## RAW DATA
__________________________________________________

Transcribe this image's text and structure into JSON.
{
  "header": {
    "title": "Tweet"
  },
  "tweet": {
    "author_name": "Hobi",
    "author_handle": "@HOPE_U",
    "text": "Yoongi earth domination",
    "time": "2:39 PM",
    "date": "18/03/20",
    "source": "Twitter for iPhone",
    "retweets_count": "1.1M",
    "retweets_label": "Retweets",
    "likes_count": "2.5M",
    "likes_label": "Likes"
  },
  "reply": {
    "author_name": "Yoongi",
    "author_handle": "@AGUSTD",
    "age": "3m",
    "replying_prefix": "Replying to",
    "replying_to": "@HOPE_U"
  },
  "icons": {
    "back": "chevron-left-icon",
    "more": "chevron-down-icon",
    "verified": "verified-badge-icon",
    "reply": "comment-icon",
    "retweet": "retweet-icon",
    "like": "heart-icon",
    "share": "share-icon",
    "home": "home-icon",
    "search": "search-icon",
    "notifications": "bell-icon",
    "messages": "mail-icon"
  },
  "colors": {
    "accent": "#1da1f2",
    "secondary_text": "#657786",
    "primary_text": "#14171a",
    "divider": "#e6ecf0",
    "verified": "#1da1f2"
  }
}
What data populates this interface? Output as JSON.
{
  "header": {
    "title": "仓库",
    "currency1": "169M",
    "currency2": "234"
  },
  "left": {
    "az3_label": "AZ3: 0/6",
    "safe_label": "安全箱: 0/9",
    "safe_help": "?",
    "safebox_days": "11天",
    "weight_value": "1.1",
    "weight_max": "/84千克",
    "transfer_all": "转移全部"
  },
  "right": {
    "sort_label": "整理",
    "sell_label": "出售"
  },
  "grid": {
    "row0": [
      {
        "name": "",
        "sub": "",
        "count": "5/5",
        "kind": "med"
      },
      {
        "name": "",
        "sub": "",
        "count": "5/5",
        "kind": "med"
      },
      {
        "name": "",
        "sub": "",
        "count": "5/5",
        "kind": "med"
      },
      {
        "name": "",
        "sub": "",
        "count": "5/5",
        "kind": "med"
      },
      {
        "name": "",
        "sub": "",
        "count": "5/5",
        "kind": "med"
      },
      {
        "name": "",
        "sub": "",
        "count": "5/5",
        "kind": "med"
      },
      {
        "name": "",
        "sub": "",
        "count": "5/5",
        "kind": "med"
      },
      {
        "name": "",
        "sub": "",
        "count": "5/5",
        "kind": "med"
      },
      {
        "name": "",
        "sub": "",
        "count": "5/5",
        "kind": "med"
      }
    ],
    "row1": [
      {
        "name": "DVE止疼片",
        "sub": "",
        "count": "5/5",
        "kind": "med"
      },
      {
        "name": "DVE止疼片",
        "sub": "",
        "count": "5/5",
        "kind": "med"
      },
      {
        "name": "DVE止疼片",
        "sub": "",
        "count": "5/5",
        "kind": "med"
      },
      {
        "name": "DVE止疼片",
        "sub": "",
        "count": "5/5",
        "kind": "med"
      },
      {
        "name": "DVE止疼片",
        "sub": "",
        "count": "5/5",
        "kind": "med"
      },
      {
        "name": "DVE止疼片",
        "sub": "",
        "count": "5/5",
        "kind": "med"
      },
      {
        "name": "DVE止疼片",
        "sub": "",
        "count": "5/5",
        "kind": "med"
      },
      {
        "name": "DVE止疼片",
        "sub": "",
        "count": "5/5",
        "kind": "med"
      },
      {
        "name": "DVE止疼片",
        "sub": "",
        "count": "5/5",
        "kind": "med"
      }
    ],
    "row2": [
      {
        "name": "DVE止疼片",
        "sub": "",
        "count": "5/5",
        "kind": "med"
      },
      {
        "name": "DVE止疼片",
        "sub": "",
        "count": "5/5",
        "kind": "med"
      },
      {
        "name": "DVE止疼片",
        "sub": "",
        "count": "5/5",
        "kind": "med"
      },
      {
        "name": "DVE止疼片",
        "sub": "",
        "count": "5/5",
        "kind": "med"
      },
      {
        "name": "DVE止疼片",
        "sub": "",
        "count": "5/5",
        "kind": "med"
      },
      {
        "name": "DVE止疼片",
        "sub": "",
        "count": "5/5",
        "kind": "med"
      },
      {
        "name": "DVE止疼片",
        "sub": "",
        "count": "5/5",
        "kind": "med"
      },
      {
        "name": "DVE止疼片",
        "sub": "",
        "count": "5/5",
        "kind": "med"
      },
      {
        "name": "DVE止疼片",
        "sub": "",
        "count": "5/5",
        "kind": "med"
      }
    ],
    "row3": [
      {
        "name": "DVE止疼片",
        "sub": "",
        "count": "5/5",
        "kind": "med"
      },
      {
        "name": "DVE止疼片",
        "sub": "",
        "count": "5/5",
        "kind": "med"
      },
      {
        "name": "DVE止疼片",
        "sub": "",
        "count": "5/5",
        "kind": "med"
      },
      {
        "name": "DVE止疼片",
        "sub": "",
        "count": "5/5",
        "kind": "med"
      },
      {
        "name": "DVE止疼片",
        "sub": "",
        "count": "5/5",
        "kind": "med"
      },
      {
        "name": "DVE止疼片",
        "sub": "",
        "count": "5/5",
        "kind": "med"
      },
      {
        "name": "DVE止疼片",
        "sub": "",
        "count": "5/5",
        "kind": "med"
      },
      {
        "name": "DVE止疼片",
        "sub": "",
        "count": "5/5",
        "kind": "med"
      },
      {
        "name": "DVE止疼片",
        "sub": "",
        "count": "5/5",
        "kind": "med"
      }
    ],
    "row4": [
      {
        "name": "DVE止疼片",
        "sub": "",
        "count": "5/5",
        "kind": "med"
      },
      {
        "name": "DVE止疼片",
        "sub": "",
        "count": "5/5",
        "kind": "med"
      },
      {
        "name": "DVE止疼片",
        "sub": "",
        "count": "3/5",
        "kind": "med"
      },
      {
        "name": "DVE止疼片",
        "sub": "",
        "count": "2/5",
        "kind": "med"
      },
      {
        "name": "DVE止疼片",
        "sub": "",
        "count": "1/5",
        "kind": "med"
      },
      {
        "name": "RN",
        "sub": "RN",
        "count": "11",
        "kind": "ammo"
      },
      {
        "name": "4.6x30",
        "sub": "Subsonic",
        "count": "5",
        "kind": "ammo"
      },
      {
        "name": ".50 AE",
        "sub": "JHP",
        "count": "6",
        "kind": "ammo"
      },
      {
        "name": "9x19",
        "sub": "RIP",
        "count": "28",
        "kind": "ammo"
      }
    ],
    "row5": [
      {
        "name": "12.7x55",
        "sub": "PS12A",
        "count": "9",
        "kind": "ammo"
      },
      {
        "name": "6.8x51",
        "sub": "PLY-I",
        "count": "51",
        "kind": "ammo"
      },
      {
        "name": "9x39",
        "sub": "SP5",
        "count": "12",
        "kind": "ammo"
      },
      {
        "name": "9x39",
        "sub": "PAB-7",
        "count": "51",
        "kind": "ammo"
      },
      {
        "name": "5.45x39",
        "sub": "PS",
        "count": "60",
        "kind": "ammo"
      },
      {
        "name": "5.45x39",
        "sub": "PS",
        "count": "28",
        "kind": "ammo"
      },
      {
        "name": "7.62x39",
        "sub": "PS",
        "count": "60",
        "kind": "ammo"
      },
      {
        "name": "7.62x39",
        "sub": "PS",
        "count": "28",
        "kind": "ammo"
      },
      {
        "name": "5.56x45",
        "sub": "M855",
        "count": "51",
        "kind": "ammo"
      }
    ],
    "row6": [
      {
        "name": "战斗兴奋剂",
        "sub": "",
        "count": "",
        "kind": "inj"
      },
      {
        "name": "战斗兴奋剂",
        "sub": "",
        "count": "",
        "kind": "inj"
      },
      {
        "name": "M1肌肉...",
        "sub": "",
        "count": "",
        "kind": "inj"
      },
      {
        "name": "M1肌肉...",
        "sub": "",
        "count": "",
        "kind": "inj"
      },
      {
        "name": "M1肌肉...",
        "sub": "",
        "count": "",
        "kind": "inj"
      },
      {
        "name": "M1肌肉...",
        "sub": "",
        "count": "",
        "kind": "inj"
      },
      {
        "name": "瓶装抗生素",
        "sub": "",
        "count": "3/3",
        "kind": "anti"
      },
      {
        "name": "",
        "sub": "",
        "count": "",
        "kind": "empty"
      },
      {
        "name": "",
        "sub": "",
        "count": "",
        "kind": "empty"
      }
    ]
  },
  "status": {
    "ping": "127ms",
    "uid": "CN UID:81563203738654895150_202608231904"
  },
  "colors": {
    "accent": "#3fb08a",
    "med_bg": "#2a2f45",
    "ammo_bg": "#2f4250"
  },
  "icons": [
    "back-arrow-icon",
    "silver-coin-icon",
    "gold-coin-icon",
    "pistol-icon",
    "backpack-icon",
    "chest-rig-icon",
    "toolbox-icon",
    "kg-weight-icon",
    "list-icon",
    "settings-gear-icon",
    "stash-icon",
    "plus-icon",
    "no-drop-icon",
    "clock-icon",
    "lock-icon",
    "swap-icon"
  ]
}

__________________________________________________

## PROBLEM TO WORK ON
Search the lines for the string "this" and copy every line that has it.

## TASK ANSWER
Transcribe this image's text and structure into JSON.
What data populates this interface? Output as JSON.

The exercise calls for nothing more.